Find the lines with "Managers" in them and copy them out.

───── Dataset rows

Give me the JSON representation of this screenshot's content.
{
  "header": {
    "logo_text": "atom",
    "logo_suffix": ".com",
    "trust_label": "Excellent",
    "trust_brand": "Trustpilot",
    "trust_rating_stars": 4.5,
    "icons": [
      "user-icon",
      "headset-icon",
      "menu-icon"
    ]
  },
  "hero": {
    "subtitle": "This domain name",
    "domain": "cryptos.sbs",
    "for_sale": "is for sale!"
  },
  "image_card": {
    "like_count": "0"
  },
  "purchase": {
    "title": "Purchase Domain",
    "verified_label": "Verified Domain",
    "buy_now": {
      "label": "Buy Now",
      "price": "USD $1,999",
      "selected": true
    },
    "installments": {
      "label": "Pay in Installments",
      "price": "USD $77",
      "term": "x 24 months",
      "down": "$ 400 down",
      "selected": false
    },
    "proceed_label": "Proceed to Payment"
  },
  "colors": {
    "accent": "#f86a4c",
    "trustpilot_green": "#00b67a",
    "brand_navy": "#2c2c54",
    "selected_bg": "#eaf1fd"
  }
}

──────────
───── Dataset rows

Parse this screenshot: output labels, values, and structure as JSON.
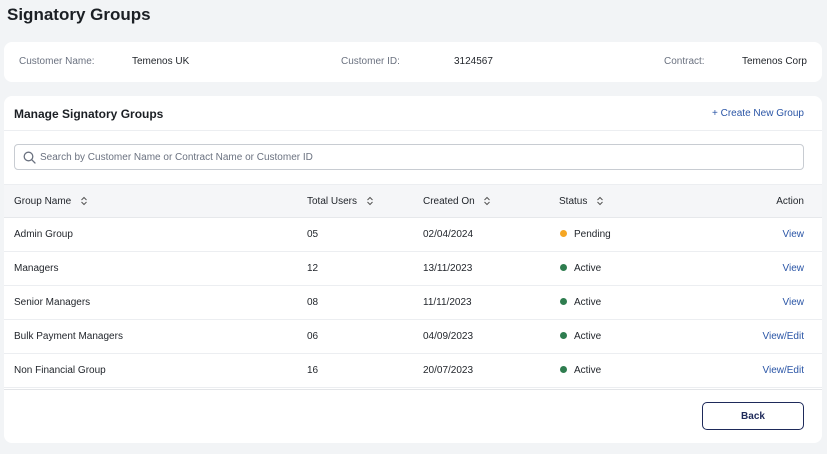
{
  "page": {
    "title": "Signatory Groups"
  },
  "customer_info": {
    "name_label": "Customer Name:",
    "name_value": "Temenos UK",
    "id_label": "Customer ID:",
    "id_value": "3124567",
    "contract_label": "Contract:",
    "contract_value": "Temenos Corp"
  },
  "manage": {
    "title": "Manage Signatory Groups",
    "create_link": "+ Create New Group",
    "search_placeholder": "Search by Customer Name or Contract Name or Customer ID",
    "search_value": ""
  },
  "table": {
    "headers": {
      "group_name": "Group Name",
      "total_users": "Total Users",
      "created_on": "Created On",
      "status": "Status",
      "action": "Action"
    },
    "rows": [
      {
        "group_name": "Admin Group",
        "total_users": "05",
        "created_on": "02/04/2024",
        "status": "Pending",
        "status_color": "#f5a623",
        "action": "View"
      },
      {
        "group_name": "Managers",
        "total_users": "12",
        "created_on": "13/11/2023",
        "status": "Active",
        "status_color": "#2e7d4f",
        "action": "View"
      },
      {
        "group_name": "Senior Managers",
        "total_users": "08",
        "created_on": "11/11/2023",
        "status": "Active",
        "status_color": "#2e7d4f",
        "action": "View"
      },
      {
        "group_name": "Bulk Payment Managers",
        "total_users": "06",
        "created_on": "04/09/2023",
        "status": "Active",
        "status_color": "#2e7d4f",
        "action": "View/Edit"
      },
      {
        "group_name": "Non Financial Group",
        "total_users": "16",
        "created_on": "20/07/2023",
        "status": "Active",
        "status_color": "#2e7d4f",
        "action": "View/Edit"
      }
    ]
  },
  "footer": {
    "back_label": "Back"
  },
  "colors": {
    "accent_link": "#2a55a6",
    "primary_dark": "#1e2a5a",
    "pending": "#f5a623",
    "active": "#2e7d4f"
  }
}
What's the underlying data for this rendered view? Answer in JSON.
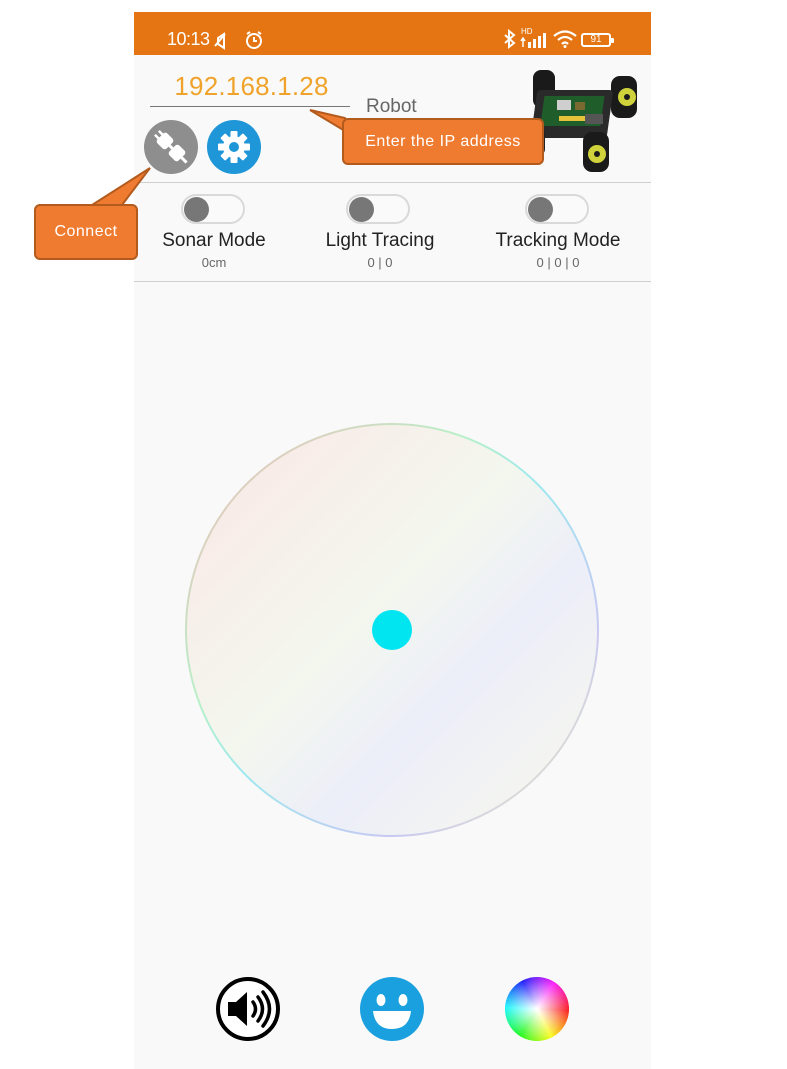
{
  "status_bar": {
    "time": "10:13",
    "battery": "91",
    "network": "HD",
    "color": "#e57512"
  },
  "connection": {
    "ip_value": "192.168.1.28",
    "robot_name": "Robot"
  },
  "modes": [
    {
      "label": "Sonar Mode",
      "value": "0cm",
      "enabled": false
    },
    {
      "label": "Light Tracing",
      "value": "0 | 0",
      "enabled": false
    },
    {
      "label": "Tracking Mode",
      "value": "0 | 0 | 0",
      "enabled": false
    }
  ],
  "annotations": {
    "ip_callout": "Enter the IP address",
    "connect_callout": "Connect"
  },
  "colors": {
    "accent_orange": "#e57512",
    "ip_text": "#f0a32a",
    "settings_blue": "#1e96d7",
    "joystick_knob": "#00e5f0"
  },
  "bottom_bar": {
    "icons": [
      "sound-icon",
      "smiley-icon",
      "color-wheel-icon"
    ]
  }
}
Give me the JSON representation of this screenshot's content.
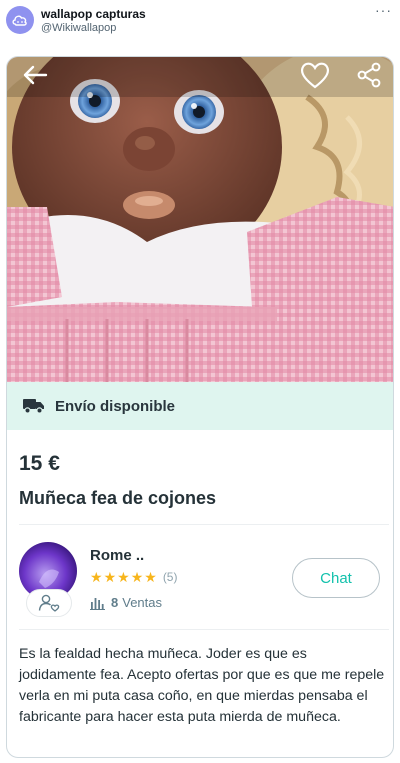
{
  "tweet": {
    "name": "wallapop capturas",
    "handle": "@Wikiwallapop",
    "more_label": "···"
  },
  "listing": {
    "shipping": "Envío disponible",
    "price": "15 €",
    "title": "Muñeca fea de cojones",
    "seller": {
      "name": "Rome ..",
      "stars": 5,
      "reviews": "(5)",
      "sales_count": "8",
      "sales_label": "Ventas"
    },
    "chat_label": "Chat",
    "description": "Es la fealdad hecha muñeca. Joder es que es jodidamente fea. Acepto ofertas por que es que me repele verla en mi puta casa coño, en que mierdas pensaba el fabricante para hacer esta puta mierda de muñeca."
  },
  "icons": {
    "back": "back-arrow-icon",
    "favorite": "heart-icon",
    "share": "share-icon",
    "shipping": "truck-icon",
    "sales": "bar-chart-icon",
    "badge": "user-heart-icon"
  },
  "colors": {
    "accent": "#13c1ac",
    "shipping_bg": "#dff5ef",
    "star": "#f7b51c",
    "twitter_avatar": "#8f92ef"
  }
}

──────────
───── Dataset rows

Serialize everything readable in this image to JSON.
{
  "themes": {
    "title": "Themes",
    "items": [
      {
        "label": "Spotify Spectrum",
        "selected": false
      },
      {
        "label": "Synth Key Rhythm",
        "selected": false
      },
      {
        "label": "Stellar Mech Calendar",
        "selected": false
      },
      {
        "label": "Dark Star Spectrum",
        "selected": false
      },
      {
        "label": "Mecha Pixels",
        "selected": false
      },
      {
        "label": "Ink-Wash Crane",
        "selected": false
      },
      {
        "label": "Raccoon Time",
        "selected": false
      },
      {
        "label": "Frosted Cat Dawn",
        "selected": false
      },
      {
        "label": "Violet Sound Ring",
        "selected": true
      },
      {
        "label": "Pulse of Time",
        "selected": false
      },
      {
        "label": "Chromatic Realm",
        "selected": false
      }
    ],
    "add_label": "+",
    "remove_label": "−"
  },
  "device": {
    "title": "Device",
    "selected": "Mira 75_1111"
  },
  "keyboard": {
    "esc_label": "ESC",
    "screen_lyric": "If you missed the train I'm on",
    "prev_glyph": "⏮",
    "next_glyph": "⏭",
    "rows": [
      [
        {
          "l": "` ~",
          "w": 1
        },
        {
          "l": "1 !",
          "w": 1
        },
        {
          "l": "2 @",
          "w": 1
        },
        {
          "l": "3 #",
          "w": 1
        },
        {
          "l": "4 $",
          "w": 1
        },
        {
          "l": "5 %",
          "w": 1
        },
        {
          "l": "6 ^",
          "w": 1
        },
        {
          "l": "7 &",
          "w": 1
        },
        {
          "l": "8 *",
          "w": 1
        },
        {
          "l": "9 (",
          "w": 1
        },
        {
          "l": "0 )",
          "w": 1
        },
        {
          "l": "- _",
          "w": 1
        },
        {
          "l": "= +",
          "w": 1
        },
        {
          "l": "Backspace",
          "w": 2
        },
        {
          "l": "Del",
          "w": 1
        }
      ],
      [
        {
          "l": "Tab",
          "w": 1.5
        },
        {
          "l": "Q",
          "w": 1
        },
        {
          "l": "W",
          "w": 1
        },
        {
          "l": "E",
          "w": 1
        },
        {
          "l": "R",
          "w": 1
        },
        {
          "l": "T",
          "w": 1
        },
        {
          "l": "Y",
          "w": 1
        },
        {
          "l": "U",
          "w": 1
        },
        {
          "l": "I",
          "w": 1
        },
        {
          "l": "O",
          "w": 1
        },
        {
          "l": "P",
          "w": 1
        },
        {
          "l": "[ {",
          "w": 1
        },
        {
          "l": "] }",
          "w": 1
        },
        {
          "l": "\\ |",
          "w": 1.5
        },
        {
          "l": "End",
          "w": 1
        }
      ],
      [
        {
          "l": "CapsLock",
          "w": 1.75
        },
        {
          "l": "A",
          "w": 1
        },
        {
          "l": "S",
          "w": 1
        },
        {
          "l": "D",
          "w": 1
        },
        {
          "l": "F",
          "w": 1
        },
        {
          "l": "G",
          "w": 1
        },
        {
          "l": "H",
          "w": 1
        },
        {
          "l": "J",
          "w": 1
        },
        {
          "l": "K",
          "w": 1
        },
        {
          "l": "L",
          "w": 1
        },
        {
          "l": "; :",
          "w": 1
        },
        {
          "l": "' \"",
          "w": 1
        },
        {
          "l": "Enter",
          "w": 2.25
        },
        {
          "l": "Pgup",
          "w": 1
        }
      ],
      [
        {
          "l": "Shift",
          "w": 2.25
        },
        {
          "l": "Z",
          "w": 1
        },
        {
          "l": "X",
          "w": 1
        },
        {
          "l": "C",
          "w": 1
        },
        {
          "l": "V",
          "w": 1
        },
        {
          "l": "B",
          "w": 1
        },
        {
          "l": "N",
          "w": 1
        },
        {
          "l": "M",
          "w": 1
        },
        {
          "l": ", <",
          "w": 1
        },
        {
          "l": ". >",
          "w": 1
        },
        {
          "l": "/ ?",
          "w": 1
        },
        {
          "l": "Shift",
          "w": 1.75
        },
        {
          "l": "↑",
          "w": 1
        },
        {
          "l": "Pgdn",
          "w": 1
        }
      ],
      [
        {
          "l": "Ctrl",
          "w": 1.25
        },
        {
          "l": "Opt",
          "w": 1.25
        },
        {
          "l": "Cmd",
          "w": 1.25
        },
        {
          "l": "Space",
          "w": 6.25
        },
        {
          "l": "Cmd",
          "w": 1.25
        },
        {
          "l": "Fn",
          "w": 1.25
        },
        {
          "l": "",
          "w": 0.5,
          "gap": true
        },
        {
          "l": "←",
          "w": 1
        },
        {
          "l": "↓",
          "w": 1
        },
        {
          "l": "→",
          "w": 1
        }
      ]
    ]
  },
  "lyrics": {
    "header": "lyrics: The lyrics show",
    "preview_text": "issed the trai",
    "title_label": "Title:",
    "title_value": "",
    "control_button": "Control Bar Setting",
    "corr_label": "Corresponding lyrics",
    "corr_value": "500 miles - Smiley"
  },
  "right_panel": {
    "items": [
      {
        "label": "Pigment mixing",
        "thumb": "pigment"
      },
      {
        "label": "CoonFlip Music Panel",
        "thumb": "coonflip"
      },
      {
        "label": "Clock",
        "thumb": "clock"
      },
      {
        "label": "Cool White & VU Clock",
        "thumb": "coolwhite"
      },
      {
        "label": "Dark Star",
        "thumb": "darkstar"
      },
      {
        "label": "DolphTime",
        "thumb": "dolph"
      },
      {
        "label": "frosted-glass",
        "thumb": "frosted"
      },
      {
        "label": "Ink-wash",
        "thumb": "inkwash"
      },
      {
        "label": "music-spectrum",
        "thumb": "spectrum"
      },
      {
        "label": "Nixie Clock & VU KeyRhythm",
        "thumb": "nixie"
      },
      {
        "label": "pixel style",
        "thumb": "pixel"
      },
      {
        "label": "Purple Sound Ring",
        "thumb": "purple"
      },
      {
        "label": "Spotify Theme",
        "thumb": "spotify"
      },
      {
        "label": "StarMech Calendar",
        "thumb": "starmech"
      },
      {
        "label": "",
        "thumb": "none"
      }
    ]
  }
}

──────────

Solution to the exercise:
        "group_name": "Managers",
        "group_name": "Senior Managers",
        "group_name": "Bulk Payment Managers",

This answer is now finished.